[Dataset items]
----

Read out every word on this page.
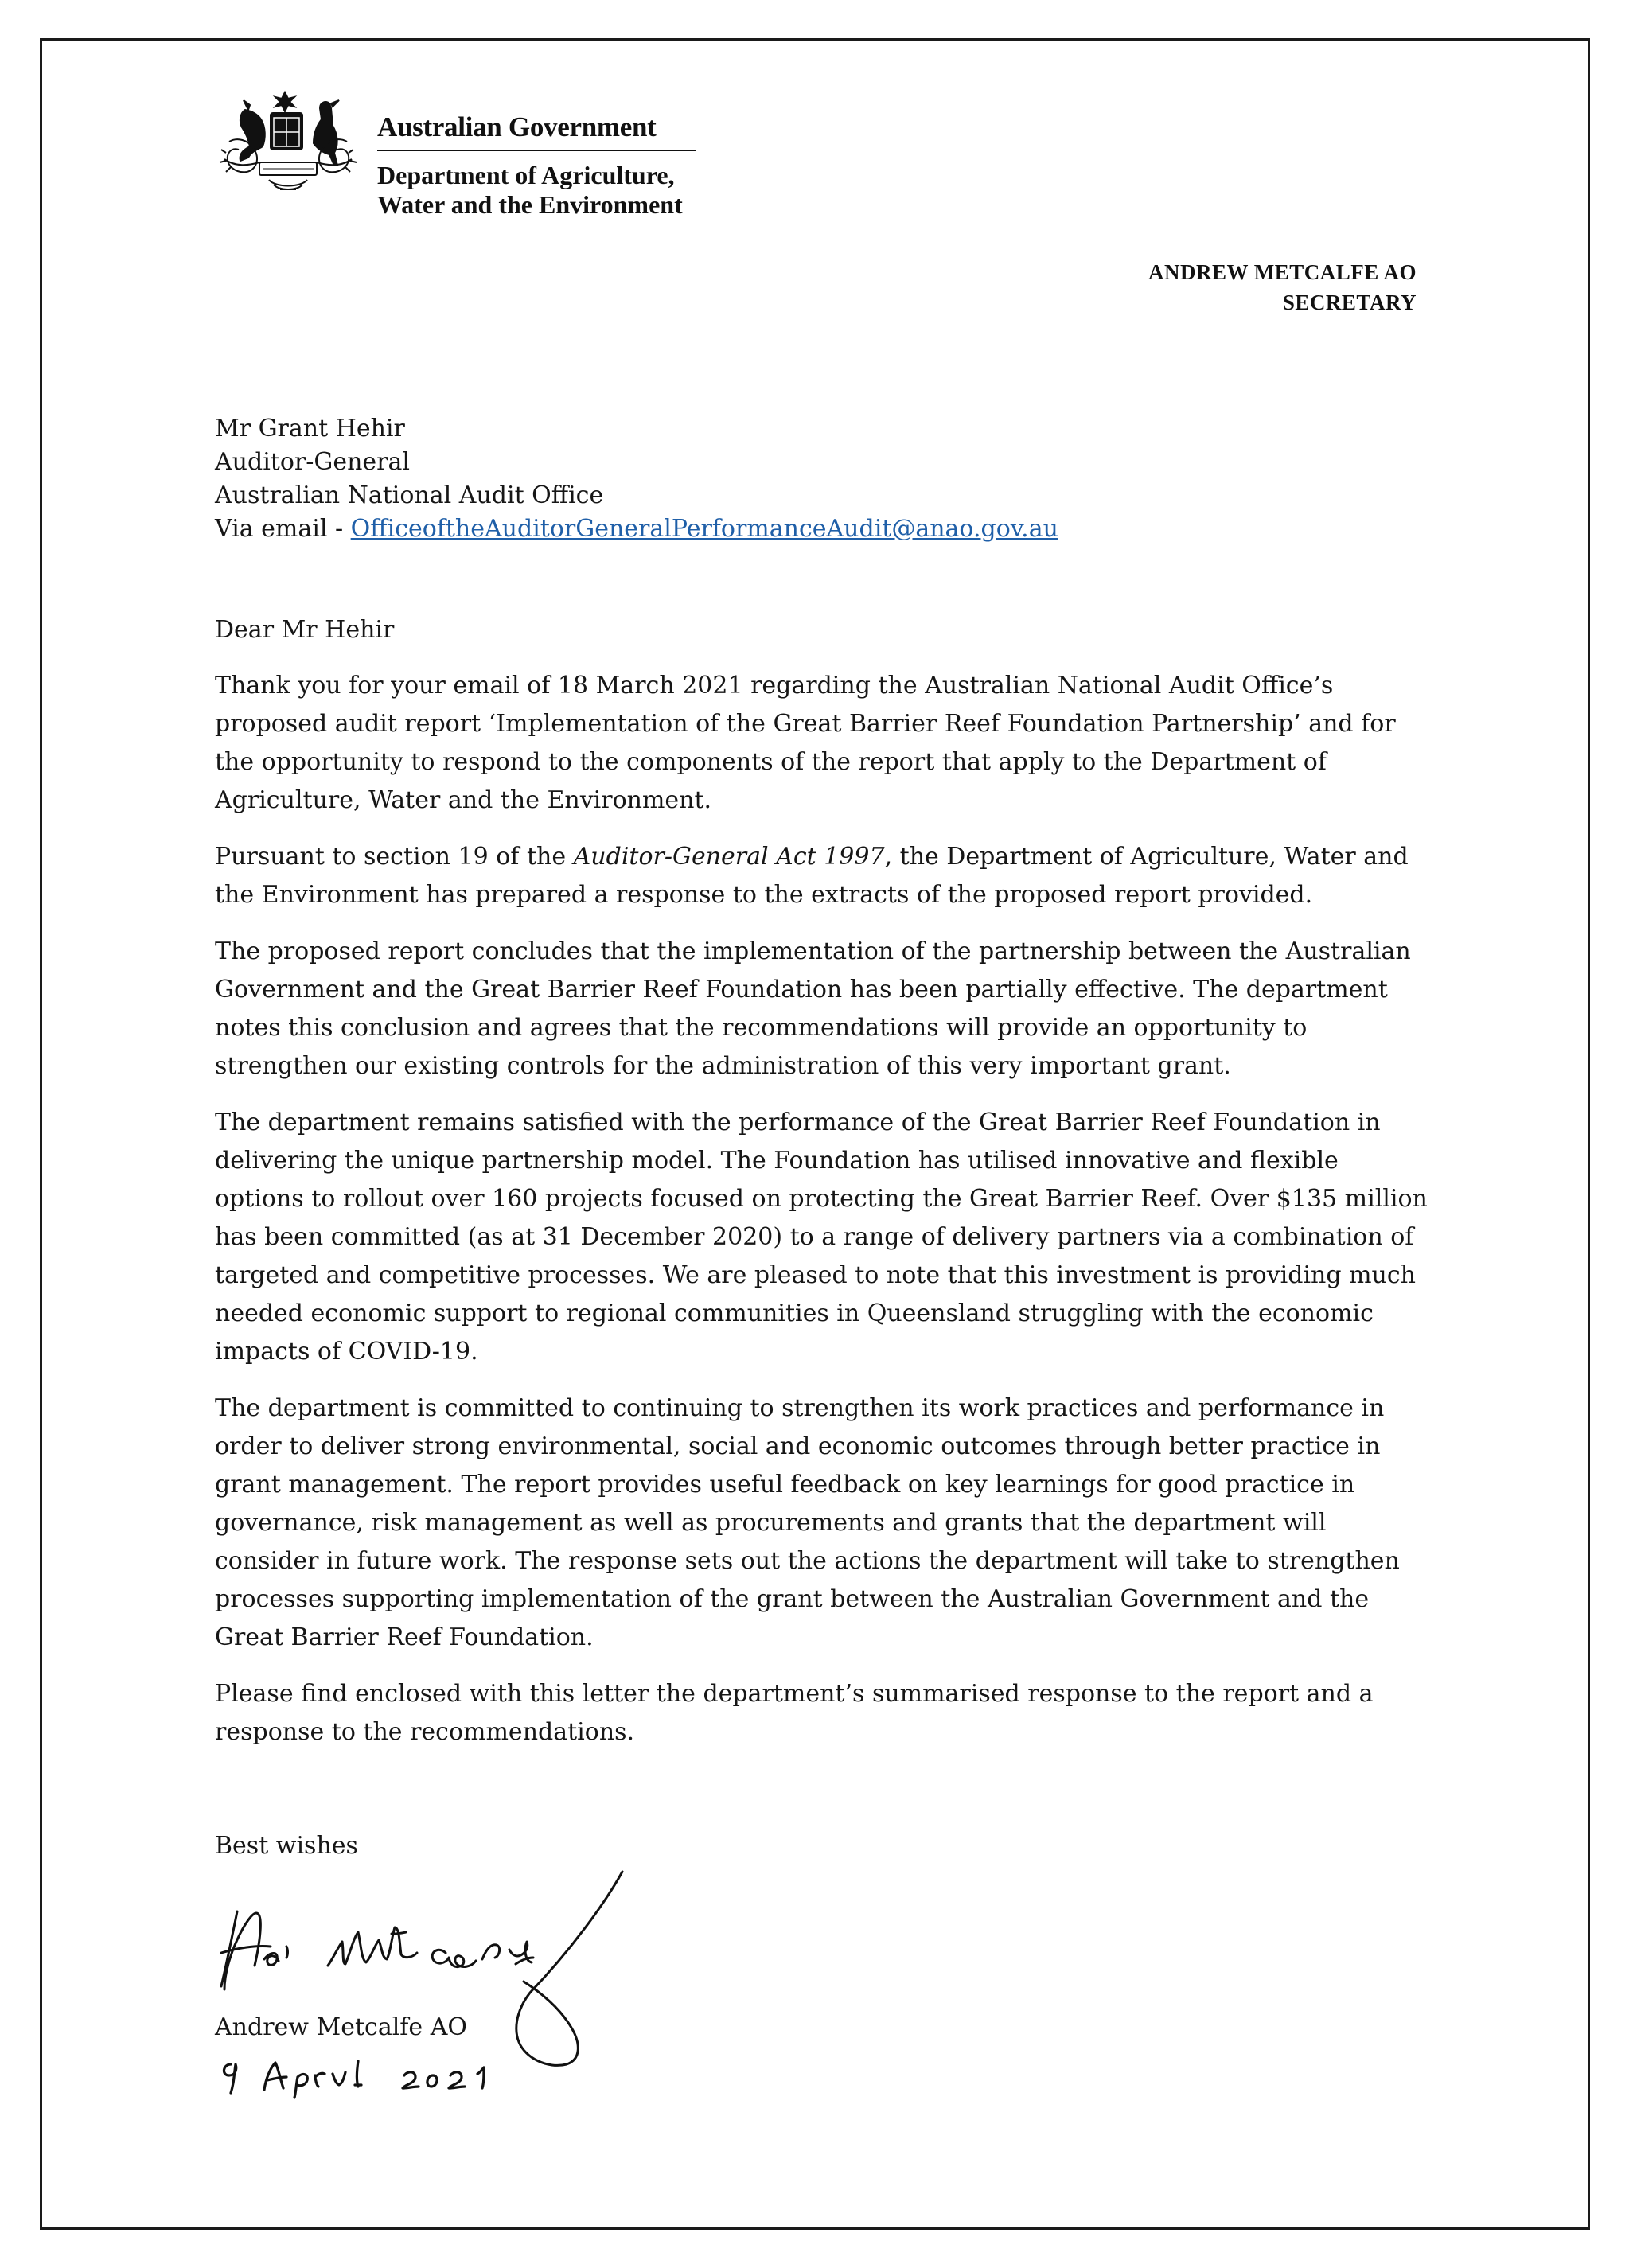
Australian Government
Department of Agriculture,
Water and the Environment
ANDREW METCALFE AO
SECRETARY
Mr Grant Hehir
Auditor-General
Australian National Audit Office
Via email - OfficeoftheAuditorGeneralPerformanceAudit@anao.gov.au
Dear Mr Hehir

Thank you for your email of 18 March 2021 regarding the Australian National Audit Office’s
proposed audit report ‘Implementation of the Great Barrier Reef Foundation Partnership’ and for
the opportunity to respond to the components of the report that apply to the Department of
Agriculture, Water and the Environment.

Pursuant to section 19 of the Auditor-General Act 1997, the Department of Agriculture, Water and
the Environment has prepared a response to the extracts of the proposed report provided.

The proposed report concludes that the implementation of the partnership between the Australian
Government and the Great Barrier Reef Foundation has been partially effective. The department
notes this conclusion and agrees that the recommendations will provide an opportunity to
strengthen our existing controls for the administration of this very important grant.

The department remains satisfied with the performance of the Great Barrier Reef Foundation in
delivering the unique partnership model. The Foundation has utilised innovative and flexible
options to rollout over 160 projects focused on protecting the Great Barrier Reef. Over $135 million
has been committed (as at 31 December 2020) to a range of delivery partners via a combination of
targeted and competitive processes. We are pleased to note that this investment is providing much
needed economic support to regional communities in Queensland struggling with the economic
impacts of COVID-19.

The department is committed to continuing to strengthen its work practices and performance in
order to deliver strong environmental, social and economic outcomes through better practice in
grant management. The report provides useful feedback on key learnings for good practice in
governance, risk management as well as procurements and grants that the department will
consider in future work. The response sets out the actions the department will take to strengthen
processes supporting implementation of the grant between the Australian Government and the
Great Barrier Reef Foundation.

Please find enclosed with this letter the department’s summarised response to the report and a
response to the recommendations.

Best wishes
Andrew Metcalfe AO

----

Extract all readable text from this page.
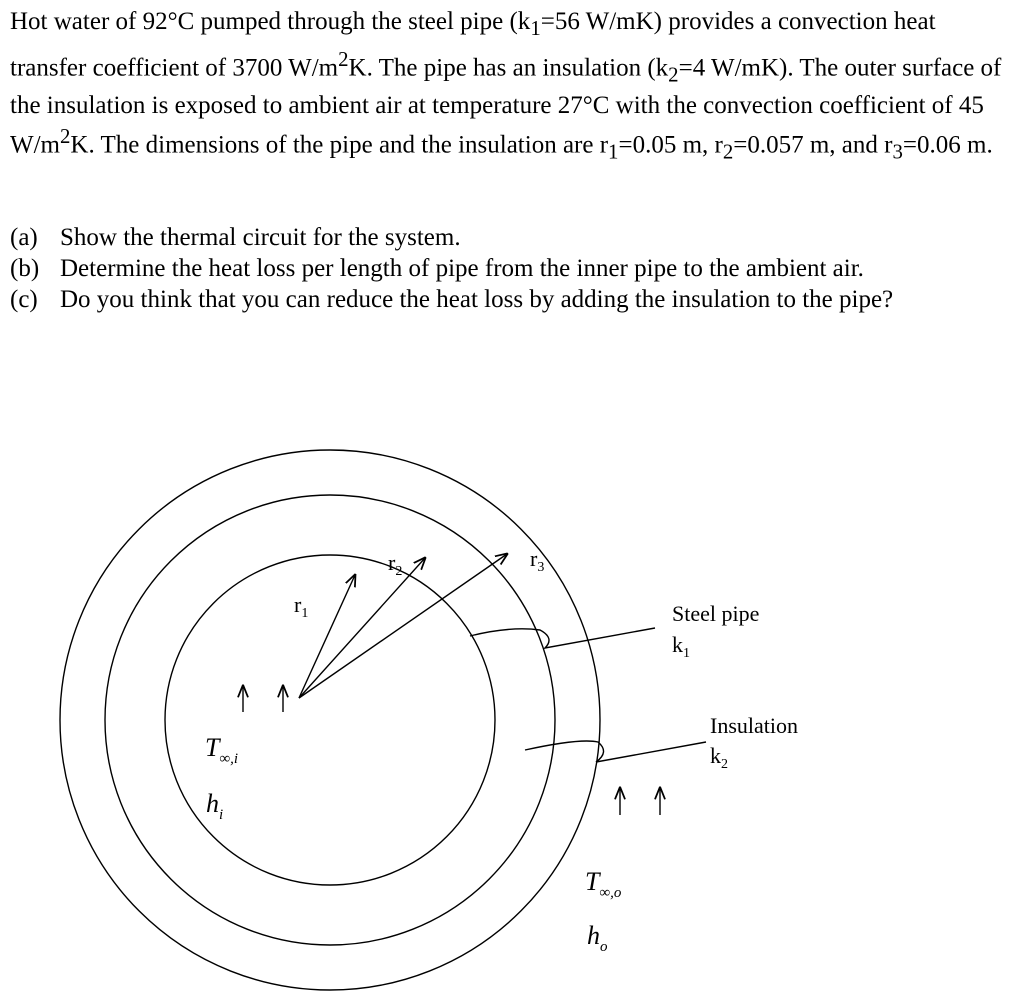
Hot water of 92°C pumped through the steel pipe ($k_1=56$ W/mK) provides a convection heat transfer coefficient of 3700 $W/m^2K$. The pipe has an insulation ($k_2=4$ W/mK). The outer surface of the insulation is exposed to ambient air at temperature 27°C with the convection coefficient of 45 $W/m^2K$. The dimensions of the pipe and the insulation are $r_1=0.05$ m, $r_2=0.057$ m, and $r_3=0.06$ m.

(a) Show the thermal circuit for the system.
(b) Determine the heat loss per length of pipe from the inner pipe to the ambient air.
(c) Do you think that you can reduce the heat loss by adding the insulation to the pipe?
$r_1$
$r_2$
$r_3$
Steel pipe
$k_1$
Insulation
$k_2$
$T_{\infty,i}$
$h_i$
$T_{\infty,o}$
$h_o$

----

Find the word "management" in the entries above and gather every line that holds it.

grant management. The report provides useful feedback on key learnings for good practice in
governance, risk management as well as procurements and grants that the department will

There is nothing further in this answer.